-- THE DATA start --
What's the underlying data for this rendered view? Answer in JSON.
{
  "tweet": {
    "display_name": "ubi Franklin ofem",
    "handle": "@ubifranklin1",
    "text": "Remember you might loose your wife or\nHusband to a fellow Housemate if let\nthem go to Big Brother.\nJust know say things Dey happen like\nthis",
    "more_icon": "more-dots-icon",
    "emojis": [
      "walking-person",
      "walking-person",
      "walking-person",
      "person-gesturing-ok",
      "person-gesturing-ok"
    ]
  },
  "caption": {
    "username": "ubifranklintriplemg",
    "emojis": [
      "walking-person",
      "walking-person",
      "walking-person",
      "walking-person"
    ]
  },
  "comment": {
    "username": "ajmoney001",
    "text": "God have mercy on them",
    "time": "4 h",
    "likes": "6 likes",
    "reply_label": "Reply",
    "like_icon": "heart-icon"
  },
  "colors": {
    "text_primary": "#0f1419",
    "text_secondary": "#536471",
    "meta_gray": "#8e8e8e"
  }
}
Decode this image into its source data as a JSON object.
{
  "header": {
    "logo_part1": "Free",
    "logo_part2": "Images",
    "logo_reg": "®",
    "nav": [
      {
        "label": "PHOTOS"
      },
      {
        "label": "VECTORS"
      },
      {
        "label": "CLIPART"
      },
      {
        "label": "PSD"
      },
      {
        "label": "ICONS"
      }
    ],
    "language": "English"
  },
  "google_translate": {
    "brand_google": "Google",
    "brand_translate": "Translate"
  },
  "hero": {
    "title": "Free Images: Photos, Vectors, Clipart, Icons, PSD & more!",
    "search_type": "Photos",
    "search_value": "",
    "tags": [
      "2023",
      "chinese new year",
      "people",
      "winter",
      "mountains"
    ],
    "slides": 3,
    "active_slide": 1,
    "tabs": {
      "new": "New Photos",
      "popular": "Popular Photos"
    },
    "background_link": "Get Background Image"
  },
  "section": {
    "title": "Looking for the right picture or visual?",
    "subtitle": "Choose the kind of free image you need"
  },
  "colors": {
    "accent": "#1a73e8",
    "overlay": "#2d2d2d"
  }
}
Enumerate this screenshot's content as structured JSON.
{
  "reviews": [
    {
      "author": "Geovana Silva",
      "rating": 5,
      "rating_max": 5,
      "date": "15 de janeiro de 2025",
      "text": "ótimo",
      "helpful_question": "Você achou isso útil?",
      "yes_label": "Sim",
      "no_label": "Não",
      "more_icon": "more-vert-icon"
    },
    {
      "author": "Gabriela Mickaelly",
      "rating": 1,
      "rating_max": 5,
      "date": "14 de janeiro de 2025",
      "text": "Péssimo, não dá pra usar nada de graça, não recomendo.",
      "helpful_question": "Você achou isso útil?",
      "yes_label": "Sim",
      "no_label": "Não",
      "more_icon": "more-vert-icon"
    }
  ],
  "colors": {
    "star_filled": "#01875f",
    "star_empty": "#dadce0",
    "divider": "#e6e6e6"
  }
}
-- THE DATA end --
STATED EXERCISE
Each line in the material above must be retyped without alteration.

THE OUTPUT
What's the underlying data for this rendered view? Answer in JSON.
{
  "tweet": {
    "display_name": "ubi Franklin ofem",
    "handle": "@ubifranklin1",
    "text": "Remember you might loose your wife or\nHusband to a fellow Housemate if let\nthem go to Big Brother.\nJust know say things Dey happen like\nthis",
    "more_icon": "more-dots-icon",
    "emojis": [
      "walking-person",
      "walking-person",
      "walking-person",
      "person-gesturing-ok",
      "person-gesturing-ok"
    ]
  },
  "caption": {
    "username": "ubifranklintriplemg",
    "emojis": [
      "walking-person",
      "walking-person",
      "walking-person",
      "walking-person"
    ]
  },
  "comment": {
    "username": "ajmoney001",
    "text": "God have mercy on them",
    "time": "4 h",
    "likes": "6 likes",
    "reply_label": "Reply",
    "like_icon": "heart-icon"
  },
  "colors": {
    "text_primary": "#0f1419",
    "text_secondary": "#536471",
    "meta_gray": "#8e8e8e"
  }
}
Decode this image into its source data as a JSON object.
{
  "header": {
    "logo_part1": "Free",
    "logo_part2": "Images",
    "logo_reg": "®",
    "nav": [
      {
        "label": "PHOTOS"
      },
      {
        "label": "VECTORS"
      },
      {
        "label": "CLIPART"
      },
      {
        "label": "PSD"
      },
      {
        "label": "ICONS"
      }
    ],
    "language": "English"
  },
  "google_translate": {
    "brand_google": "Google",
    "brand_translate": "Translate"
  },
  "hero": {
    "title": "Free Images: Photos, Vectors, Clipart, Icons, PSD & more!",
    "search_type": "Photos",
    "search_value": "",
    "tags": [
      "2023",
      "chinese new year",
      "people",
      "winter",
      "mountains"
    ],
    "slides": 3,
    "active_slide": 1,
    "tabs": {
      "new": "New Photos",
      "popular": "Popular Photos"
    },
    "background_link": "Get Background Image"
  },
  "section": {
    "title": "Looking for the right picture or visual?",
    "subtitle": "Choose the kind of free image you need"
  },
  "colors": {
    "accent": "#1a73e8",
    "overlay": "#2d2d2d"
  }
}
Enumerate this screenshot's content as structured JSON.
{
  "reviews": [
    {
      "author": "Geovana Silva",
      "rating": 5,
      "rating_max": 5,
      "date": "15 de janeiro de 2025",
      "text": "ótimo",
      "helpful_question": "Você achou isso útil?",
      "yes_label": "Sim",
      "no_label": "Não",
      "more_icon": "more-vert-icon"
    },
    {
      "author": "Gabriela Mickaelly",
      "rating": 1,
      "rating_max": 5,
      "date": "14 de janeiro de 2025",
      "text": "Péssimo, não dá pra usar nada de graça, não recomendo.",
      "helpful_question": "Você achou isso útil?",
      "yes_label": "Sim",
      "no_label": "Não",
      "more_icon": "more-vert-icon"
    }
  ],
  "colors": {
    "star_filled": "#01875f",
    "star_empty": "#dadce0",
    "divider": "#e6e6e6"
  }
}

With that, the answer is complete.